■ RAW DATA ■

┄┄┄┄┄┄┄┄┄┄

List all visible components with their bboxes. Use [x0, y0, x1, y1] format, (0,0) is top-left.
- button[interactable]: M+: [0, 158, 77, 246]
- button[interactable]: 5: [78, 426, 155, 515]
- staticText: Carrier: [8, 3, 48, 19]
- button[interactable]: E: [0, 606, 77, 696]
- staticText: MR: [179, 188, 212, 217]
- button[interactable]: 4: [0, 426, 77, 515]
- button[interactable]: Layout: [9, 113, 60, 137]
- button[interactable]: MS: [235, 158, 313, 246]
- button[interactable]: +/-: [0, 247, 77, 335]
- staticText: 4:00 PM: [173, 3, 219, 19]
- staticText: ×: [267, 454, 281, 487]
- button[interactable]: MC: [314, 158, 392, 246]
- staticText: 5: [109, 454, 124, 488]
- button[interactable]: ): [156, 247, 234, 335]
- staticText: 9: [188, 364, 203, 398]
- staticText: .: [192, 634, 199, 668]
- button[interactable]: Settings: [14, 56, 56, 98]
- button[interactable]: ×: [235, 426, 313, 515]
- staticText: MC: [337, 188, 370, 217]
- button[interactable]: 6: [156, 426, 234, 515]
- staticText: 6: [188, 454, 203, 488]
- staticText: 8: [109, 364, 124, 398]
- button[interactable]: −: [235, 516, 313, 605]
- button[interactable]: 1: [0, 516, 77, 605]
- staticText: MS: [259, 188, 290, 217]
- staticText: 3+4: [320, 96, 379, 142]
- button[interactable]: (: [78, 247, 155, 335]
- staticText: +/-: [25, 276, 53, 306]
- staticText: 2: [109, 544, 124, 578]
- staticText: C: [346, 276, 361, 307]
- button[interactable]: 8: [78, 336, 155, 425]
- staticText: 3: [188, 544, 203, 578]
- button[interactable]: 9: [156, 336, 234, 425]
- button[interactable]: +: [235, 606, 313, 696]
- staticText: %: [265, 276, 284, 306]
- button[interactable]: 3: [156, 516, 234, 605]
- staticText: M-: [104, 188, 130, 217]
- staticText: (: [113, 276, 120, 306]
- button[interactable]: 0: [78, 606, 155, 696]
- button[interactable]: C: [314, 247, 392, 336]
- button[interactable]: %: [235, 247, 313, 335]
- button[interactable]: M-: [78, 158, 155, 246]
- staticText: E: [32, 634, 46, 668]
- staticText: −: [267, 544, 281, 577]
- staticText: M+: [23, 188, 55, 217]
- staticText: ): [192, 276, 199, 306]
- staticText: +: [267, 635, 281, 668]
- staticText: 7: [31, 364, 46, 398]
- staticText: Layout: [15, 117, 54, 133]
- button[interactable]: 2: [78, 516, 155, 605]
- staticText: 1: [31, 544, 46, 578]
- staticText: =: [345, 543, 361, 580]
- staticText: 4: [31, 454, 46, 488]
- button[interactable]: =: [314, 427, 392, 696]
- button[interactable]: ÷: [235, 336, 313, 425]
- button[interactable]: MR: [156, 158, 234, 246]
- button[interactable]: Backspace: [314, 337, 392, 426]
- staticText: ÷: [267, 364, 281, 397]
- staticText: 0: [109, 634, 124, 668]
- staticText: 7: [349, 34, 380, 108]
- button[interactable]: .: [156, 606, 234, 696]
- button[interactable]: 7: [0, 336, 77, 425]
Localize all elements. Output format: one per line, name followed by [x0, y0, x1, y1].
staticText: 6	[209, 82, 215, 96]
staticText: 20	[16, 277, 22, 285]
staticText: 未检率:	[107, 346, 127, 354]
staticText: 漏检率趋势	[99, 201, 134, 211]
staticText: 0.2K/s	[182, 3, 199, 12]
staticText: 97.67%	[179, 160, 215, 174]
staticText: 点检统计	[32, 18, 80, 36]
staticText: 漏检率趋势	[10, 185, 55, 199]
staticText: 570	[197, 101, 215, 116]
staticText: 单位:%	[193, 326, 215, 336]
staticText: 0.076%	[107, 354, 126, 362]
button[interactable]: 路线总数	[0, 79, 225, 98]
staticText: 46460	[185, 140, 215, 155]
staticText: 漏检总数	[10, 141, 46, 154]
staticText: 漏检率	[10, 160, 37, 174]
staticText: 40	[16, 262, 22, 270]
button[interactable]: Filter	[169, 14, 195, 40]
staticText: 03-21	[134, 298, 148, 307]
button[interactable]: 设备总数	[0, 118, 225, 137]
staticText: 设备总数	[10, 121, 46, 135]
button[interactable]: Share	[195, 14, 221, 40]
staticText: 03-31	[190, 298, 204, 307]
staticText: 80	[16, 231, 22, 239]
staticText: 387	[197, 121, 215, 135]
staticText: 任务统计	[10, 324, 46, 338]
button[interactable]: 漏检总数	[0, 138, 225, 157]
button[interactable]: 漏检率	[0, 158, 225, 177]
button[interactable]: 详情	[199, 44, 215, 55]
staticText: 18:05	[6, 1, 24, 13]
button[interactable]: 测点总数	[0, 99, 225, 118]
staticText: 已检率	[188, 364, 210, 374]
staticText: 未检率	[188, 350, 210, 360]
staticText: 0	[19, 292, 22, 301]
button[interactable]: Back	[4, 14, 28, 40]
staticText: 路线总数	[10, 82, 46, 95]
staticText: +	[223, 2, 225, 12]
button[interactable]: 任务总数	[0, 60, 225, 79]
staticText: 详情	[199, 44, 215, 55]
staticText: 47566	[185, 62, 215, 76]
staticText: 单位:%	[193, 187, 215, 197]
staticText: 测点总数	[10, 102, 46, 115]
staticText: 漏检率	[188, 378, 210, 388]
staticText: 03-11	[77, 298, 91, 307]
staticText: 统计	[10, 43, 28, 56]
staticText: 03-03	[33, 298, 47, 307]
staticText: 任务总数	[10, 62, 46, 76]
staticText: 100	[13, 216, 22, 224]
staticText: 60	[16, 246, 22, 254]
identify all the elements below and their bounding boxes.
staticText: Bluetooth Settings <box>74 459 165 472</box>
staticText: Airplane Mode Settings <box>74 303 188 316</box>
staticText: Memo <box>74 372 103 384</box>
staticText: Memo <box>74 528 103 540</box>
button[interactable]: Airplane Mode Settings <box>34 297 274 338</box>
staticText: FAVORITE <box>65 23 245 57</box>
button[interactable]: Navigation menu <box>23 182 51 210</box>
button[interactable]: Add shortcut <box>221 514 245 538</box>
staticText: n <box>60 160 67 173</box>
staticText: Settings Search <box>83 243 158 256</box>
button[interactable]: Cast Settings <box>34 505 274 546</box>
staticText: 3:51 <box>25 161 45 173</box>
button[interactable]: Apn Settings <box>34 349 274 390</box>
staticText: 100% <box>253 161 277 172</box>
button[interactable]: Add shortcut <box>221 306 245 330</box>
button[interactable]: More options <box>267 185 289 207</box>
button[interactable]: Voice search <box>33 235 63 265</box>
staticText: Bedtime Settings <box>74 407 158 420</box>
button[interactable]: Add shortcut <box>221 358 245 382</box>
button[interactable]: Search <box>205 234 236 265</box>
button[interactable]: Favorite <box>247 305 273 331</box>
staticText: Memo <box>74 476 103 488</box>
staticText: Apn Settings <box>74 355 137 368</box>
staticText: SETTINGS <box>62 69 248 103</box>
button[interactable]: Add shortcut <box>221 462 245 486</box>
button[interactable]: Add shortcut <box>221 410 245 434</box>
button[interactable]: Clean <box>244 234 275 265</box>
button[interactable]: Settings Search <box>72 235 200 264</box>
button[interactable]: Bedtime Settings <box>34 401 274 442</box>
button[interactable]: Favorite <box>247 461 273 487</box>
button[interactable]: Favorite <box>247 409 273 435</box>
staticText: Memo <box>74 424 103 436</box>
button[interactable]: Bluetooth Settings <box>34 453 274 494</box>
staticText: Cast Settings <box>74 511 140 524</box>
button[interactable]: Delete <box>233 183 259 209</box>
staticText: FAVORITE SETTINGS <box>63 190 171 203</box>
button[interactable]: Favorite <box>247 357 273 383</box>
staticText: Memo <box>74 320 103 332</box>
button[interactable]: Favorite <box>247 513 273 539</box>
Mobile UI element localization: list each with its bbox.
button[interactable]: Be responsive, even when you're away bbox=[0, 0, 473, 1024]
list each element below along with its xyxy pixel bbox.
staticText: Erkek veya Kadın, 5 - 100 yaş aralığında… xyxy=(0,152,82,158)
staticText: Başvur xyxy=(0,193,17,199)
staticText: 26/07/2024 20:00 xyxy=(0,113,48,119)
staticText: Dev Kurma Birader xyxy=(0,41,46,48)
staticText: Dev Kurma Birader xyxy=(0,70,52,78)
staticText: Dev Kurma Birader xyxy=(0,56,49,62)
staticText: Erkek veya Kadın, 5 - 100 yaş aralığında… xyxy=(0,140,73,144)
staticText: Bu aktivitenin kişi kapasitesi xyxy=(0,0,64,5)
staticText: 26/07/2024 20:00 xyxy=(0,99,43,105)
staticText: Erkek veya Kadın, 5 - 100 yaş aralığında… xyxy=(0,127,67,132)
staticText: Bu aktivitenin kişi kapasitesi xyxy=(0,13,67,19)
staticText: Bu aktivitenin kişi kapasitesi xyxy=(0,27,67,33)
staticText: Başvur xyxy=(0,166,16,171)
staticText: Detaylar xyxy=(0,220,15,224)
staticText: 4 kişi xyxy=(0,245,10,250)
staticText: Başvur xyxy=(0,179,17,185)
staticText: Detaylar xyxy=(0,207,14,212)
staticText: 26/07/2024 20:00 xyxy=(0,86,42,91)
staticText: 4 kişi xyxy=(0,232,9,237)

┄┄┄┄┄┄┄┄┄┄

Retype the lines of the records from the first line up to and including the line with "- staticText: %: [265, 276, 284, 306]".

List all visible components with their bboxes. Use [x0, y0, x1, y1] format, (0,0) is top-left.
- button[interactable]: M+: [0, 158, 77, 246]
- button[interactable]: 5: [78, 426, 155, 515]
- staticText: Carrier: [8, 3, 48, 19]
- button[interactable]: E: [0, 606, 77, 696]
- staticText: MR: [179, 188, 212, 217]
- button[interactable]: 4: [0, 426, 77, 515]
- button[interactable]: Layout: [9, 113, 60, 137]
- button[interactable]: MS: [235, 158, 313, 246]
- button[interactable]: +/-: [0, 247, 77, 335]
- staticText: 4:00 PM: [173, 3, 219, 19]
- staticText: ×: [267, 454, 281, 487]
- button[interactable]: MC: [314, 158, 392, 246]
- staticText: 5: [109, 454, 124, 488]
- button[interactable]: ): [156, 247, 234, 335]
- staticText: 9: [188, 364, 203, 398]
- staticText: .: [192, 634, 199, 668]
- button[interactable]: Settings: [14, 56, 56, 98]
- button[interactable]: ×: [235, 426, 313, 515]
- staticText: MC: [337, 188, 370, 217]
- button[interactable]: 6: [156, 426, 234, 515]
- staticText: 6: [188, 454, 203, 488]
- staticText: 8: [109, 364, 124, 398]
- button[interactable]: −: [235, 516, 313, 605]
- button[interactable]: 1: [0, 516, 77, 605]
- staticText: MS: [259, 188, 290, 217]
- staticText: 3+4: [320, 96, 379, 142]
- button[interactable]: (: [78, 247, 155, 335]
- staticText: +/-: [25, 276, 53, 306]
- staticText: 2: [109, 544, 124, 578]
- staticText: C: [346, 276, 361, 307]
- button[interactable]: 8: [78, 336, 155, 425]
- staticText: 3: [188, 544, 203, 578]
- button[interactable]: 9: [156, 336, 234, 425]
- button[interactable]: +: [235, 606, 313, 696]
- staticText: %: [265, 276, 284, 306]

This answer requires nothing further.